*Written request:* Can you pull out each line of the data below that includes the word "this"?

═══ Records supplied

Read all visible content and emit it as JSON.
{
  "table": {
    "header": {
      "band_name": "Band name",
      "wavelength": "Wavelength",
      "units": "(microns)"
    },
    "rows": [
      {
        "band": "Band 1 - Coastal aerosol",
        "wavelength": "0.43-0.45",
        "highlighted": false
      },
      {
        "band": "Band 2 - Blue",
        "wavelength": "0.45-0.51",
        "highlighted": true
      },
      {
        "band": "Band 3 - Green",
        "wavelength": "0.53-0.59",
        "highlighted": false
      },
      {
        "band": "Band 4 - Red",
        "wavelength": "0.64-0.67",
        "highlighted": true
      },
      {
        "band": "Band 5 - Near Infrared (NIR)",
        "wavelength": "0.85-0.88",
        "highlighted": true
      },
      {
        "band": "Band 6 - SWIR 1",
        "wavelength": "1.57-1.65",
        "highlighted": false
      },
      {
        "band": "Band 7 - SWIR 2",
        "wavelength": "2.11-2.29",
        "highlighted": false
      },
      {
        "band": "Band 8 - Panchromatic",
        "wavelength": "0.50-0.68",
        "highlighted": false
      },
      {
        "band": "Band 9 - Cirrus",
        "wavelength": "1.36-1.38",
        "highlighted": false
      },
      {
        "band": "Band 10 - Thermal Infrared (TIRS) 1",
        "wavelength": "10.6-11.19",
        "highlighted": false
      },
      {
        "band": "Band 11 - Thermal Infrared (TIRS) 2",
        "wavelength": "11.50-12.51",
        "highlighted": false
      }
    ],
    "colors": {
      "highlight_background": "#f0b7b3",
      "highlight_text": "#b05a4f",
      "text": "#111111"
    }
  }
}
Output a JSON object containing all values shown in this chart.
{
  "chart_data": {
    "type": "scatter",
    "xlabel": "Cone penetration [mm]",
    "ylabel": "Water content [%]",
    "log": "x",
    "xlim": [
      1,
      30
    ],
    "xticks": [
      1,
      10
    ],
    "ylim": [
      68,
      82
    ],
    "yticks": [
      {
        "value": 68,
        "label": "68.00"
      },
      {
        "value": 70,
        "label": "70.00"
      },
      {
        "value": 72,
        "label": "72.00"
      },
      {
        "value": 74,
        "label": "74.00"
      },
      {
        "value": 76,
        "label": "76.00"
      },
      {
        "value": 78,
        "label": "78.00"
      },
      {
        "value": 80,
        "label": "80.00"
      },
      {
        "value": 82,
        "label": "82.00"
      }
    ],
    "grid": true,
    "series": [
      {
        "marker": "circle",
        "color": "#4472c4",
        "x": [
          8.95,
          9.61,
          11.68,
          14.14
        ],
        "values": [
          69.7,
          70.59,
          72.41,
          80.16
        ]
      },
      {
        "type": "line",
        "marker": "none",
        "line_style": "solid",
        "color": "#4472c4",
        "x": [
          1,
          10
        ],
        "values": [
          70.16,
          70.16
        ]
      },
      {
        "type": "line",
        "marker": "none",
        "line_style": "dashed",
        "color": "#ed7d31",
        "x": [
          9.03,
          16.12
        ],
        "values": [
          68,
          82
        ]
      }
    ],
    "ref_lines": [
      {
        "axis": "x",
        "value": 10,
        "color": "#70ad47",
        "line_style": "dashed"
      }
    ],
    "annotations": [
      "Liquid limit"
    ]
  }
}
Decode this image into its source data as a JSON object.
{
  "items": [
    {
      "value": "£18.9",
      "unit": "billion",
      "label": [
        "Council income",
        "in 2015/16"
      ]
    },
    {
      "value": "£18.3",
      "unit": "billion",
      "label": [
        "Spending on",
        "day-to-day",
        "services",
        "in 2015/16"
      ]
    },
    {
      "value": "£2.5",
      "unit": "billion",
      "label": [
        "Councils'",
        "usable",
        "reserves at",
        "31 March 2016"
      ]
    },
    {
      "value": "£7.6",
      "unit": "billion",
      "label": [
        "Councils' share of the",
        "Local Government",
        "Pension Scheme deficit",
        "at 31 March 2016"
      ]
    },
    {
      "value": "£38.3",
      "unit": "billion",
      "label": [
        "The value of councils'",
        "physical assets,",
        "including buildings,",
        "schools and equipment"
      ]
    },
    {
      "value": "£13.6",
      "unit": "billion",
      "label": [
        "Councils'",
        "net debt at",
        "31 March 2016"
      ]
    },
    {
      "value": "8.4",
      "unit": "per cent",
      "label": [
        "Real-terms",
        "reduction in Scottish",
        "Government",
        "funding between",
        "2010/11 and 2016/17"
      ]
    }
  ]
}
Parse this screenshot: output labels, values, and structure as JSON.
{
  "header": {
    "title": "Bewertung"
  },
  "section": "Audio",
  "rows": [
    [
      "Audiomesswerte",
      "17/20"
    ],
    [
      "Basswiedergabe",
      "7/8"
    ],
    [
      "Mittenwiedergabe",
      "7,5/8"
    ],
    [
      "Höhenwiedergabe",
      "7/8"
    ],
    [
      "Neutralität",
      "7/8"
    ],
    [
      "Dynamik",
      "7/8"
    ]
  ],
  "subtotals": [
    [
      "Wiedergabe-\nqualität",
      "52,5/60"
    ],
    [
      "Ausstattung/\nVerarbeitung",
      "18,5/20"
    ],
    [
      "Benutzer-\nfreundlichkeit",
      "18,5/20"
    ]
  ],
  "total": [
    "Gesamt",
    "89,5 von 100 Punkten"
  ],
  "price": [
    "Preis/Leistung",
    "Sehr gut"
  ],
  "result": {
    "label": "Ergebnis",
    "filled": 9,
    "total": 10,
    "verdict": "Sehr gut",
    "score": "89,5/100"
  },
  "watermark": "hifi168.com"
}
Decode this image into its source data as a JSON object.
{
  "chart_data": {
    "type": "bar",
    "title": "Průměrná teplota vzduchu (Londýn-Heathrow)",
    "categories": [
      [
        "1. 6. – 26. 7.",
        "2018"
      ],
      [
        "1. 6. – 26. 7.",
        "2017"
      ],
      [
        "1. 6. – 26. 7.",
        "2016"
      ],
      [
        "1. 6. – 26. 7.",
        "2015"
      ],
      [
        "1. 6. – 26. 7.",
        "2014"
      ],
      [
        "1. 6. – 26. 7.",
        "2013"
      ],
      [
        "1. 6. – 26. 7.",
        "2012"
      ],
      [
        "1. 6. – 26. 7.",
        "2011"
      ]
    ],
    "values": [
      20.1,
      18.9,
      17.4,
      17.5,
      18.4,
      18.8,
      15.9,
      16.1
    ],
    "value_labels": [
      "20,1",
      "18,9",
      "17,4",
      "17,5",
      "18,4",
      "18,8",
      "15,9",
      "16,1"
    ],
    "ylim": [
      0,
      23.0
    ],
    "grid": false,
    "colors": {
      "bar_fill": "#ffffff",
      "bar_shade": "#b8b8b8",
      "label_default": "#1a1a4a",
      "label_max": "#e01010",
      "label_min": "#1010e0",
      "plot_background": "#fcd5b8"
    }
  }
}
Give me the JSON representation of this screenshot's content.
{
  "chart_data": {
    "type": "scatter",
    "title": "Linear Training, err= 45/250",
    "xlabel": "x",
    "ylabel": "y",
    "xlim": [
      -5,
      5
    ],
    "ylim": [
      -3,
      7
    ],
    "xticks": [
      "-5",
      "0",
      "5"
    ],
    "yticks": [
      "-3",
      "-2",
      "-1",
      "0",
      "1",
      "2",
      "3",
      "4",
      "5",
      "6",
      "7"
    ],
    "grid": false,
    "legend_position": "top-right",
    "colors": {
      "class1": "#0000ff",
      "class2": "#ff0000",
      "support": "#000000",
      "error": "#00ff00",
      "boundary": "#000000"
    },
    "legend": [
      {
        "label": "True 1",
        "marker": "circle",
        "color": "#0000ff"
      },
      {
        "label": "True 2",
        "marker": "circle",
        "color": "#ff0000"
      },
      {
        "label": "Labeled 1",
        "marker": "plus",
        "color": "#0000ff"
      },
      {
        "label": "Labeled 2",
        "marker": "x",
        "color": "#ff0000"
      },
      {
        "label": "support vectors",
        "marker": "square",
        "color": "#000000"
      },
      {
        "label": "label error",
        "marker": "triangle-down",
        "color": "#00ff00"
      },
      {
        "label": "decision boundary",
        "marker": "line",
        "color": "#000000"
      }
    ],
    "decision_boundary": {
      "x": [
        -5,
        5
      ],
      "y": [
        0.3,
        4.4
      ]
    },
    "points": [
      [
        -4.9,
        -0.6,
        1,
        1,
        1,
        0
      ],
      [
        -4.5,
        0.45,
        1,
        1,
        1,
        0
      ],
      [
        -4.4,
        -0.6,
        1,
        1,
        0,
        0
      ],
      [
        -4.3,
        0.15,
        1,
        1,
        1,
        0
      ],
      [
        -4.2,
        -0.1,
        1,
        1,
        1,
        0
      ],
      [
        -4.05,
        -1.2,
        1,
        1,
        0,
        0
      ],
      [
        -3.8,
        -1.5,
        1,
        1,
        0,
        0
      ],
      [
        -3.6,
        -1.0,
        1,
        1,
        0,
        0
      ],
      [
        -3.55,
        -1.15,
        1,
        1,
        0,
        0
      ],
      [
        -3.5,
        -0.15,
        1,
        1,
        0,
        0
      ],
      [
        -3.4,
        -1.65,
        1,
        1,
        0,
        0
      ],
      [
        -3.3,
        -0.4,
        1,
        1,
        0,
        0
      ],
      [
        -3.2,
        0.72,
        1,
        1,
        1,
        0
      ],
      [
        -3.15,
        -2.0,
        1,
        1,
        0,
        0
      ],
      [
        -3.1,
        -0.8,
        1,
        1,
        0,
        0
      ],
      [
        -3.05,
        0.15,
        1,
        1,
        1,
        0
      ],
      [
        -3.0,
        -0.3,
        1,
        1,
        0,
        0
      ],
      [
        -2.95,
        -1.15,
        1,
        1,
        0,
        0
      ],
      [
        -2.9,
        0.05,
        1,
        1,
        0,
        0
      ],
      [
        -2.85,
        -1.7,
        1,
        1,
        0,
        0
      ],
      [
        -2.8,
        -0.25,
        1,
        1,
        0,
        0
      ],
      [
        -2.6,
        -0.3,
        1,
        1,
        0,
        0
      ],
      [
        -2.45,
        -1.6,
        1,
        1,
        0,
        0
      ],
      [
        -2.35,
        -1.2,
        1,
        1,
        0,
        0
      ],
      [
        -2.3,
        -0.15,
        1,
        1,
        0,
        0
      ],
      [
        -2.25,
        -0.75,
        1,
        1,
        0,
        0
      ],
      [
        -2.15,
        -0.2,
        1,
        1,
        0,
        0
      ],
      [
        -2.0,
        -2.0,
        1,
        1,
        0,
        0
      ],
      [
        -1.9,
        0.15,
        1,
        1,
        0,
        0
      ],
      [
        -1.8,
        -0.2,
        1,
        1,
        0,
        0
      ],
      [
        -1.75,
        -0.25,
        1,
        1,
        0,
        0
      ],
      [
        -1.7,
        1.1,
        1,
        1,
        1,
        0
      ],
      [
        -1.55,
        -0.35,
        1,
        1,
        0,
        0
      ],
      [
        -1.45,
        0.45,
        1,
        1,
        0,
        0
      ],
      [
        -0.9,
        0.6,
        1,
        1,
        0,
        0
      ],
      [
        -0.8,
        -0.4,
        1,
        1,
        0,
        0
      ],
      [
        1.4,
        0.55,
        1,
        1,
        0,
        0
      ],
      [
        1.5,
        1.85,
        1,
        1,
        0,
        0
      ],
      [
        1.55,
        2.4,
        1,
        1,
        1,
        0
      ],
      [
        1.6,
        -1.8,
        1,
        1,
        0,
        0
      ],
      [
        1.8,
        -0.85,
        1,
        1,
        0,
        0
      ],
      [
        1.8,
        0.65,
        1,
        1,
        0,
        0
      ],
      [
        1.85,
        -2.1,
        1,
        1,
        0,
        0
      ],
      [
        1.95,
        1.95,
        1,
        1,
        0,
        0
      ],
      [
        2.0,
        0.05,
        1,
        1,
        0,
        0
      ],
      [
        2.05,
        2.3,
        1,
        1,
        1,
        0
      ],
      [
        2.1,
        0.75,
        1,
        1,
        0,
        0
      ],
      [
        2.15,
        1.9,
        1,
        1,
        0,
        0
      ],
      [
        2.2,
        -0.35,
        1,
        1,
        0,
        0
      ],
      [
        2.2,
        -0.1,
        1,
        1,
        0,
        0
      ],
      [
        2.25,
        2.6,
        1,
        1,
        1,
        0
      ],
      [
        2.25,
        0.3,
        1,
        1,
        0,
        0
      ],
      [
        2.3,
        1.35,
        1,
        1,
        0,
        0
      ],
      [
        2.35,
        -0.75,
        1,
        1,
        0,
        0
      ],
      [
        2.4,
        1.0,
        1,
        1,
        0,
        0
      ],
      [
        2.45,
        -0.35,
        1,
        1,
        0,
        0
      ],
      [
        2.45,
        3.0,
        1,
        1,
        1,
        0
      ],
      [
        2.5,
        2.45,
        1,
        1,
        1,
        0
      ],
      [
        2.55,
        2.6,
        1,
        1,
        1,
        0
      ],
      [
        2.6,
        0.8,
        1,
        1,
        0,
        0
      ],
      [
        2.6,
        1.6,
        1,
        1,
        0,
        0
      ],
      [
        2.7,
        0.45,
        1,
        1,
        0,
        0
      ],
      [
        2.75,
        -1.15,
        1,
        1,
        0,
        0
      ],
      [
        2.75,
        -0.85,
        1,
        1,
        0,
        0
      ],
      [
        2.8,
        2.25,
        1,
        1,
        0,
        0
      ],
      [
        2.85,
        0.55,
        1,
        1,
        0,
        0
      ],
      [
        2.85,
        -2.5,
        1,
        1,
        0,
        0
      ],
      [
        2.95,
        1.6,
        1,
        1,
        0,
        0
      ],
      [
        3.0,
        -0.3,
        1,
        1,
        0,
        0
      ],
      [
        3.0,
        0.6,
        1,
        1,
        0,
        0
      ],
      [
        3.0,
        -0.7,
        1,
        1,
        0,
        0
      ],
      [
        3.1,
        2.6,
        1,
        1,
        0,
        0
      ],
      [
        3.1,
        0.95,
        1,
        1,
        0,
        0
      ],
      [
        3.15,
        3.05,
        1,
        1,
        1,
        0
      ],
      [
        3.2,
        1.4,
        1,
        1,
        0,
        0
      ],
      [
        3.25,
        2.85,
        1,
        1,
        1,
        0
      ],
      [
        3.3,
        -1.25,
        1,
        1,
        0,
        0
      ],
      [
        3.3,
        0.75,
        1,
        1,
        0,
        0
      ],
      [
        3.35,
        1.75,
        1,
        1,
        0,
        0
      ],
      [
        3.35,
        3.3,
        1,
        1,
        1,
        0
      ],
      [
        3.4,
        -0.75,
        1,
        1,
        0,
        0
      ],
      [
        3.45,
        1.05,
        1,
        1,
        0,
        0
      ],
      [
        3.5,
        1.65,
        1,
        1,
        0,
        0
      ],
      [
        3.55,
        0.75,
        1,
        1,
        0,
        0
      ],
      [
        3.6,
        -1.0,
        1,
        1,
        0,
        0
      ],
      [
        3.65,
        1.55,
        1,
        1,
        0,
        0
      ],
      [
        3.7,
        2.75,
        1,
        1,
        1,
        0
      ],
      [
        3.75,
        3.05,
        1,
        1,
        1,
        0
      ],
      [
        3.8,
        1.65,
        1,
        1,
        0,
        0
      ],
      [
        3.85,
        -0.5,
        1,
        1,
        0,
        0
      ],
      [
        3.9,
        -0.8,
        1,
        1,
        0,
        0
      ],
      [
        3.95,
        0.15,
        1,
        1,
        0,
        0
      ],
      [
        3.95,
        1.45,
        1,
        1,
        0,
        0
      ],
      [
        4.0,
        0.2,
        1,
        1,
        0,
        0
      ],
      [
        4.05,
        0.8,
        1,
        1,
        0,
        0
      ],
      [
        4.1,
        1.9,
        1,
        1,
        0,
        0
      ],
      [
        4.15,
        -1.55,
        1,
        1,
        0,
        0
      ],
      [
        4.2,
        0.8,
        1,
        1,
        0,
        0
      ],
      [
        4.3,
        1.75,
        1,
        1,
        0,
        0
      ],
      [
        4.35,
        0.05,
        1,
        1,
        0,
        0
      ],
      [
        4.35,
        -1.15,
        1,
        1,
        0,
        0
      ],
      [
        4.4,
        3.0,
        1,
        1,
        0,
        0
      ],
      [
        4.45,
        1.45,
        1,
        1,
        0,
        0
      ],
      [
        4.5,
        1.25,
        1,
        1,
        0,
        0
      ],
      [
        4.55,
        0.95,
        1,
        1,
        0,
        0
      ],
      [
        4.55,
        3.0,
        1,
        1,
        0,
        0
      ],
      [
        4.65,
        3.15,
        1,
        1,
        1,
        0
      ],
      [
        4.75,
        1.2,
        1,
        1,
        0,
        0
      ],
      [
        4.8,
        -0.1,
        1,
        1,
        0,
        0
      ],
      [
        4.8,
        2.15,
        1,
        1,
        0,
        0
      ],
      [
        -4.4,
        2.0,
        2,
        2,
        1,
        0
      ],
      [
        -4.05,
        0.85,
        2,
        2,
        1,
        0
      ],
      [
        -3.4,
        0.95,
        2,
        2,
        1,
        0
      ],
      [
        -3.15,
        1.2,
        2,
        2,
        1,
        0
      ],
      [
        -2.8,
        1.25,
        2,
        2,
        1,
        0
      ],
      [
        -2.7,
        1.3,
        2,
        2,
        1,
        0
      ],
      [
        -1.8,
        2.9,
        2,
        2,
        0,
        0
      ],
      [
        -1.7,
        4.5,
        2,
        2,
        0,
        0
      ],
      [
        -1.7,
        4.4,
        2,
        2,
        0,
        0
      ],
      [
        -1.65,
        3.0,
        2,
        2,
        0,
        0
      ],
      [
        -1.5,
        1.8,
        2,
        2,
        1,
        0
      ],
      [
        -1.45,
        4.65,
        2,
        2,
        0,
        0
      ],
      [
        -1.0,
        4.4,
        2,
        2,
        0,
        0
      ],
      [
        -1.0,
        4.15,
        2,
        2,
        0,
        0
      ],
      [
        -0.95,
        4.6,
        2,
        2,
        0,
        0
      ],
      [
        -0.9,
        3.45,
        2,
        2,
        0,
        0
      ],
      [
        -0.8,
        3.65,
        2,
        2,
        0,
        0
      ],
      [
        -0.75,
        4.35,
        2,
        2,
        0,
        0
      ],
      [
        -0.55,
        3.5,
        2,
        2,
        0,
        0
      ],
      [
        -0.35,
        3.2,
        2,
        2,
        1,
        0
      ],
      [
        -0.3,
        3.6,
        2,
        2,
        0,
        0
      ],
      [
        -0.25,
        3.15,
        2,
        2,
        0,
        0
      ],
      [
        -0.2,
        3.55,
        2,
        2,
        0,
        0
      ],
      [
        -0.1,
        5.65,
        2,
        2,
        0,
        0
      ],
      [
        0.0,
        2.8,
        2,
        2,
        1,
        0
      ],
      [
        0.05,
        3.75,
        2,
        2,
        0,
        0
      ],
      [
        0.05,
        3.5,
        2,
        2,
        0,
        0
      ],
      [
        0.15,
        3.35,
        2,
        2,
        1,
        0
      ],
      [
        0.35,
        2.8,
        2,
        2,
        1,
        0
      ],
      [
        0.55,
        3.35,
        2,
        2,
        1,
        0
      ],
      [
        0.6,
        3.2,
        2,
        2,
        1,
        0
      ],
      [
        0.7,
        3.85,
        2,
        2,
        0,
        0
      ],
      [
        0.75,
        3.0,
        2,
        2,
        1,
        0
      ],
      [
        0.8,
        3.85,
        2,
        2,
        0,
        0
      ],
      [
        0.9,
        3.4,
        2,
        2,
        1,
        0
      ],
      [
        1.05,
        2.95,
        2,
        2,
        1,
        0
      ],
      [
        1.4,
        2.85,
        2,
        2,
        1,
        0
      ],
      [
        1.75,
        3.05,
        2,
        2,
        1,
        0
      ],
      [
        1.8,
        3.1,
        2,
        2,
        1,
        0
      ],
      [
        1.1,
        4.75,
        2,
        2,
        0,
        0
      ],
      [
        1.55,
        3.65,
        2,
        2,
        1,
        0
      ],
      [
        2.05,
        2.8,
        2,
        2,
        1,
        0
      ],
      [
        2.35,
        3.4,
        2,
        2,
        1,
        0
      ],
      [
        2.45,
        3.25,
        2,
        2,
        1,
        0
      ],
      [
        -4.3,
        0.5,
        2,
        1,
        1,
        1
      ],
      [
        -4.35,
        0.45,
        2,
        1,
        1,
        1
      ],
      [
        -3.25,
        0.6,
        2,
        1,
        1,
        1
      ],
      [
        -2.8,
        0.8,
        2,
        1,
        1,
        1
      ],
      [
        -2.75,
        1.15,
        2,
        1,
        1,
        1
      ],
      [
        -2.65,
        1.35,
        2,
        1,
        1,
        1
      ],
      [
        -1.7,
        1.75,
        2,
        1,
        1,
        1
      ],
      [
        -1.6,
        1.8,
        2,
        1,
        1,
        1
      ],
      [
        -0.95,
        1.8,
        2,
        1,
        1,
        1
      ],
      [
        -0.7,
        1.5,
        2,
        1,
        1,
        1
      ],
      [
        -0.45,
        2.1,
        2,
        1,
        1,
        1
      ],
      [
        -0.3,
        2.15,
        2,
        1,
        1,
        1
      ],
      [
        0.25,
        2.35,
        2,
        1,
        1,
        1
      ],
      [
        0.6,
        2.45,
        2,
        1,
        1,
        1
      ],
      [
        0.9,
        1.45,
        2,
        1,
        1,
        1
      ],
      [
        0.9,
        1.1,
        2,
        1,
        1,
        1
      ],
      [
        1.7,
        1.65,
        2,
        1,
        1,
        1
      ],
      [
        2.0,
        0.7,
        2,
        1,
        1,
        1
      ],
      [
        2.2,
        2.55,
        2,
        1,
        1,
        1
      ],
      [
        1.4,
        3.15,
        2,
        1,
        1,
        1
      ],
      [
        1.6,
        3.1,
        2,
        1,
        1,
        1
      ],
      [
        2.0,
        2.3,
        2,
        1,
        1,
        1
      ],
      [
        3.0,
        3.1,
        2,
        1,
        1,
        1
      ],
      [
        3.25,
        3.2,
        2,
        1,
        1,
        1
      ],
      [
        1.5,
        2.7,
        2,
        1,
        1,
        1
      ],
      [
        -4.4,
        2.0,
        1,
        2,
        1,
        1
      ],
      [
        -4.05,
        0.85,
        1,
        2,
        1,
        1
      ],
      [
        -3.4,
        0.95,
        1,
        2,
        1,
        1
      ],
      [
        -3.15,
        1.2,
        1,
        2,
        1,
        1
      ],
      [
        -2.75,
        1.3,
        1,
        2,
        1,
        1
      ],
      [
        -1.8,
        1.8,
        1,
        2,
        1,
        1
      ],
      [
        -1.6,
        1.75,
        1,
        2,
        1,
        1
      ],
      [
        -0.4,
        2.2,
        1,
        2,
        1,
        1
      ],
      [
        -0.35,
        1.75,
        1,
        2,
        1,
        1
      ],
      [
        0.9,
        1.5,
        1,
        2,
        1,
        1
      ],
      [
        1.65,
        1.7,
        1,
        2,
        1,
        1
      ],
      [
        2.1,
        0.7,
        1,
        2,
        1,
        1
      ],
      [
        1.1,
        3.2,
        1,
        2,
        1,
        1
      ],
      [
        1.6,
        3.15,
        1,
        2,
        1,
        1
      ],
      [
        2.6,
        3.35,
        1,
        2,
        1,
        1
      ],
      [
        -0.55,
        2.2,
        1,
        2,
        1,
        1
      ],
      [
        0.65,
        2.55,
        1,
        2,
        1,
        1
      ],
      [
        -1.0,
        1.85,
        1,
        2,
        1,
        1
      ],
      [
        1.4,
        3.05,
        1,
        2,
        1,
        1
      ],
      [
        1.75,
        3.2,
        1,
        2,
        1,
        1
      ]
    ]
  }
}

══════

*The reply:*
Output a JSON object containing all values shown in this chart.
Decode this image into its source data as a JSON object.
Parse this screenshot: output labels, values, and structure as JSON.
Decode this image into its source data as a JSON object.
Give me the JSON representation of this screenshot's content.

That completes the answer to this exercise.